Excerpt from a dataset:
════

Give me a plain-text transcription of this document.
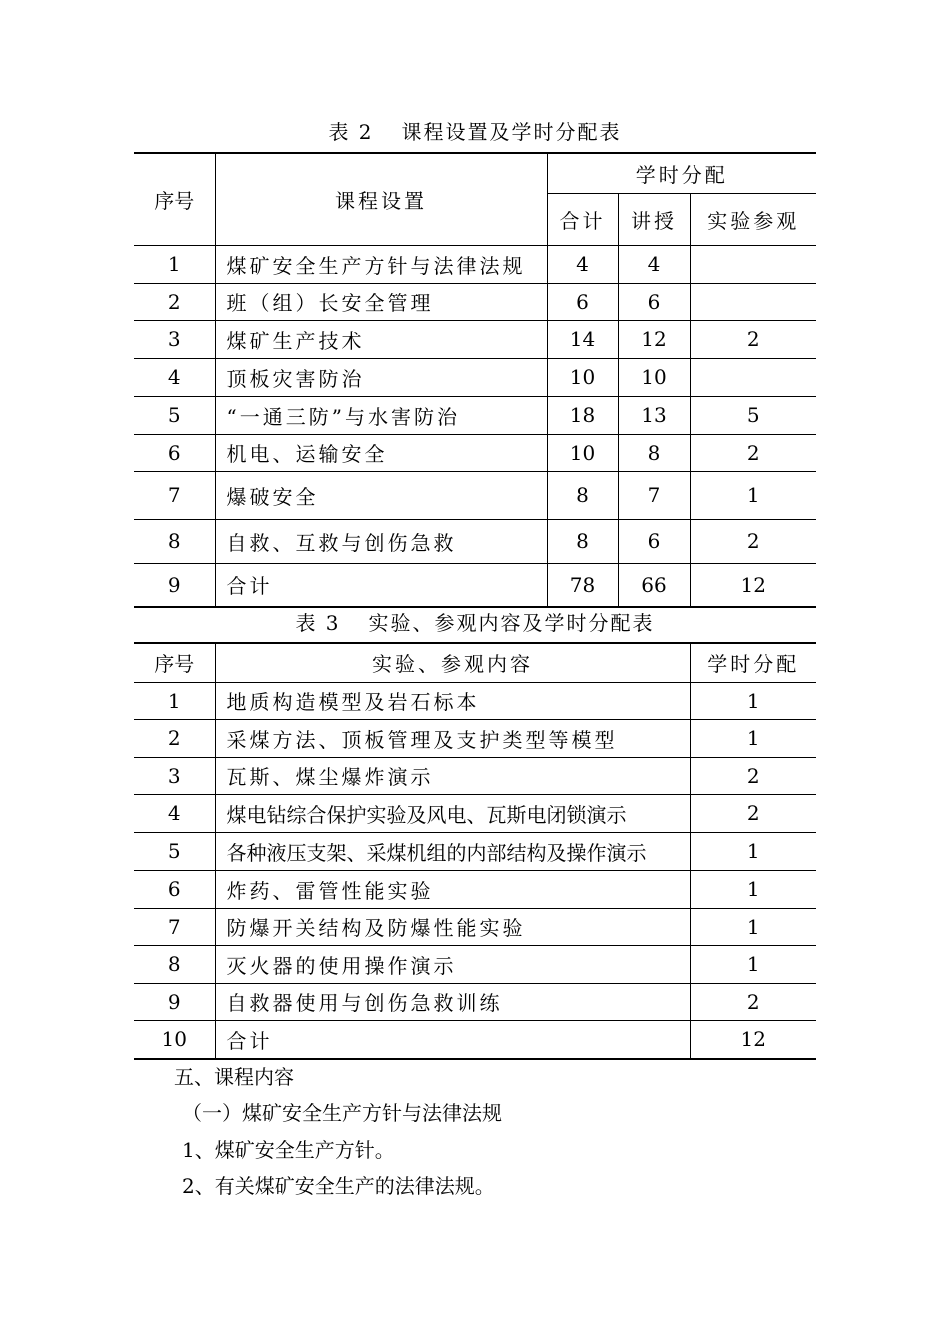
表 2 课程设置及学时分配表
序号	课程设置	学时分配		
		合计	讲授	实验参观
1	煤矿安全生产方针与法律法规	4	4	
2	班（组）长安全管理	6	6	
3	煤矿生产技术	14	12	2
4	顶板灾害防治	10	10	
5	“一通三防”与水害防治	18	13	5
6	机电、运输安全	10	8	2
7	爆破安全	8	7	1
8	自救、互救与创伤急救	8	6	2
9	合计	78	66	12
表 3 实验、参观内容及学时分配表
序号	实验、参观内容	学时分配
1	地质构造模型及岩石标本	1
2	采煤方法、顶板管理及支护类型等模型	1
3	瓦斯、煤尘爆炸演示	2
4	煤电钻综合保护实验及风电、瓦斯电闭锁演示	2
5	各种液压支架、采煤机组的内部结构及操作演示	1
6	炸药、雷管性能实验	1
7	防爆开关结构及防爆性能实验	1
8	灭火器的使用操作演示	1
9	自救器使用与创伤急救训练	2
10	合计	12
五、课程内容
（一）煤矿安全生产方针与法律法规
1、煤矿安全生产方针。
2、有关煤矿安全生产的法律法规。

════

Problem details: Restate each of the entries above word for word and skip every image.

Worked answer:
Give me a plain-text transcription of this document.
表 2 课程设置及学时分配表
序号	课程设置	学时分配		
		合计	讲授	实验参观
1	煤矿安全生产方针与法律法规	4	4	
2	班（组）长安全管理	6	6	
3	煤矿生产技术	14	12	2
4	顶板灾害防治	10	10	
5	“一通三防”与水害防治	18	13	5
6	机电、运输安全	10	8	2
7	爆破安全	8	7	1
8	自救、互救与创伤急救	8	6	2
9	合计	78	66	12
表 3 实验、参观内容及学时分配表
序号	实验、参观内容	学时分配
1	地质构造模型及岩石标本	1
2	采煤方法、顶板管理及支护类型等模型	1
3	瓦斯、煤尘爆炸演示	2
4	煤电钻综合保护实验及风电、瓦斯电闭锁演示	2
5	各种液压支架、采煤机组的内部结构及操作演示	1
6	炸药、雷管性能实验	1
7	防爆开关结构及防爆性能实验	1
8	灭火器的使用操作演示	1
9	自救器使用与创伤急救训练	2
10	合计	12
五、课程内容
（一）煤矿安全生产方针与法律法规
1、煤矿安全生产方针。
2、有关煤矿安全生产的法律法规。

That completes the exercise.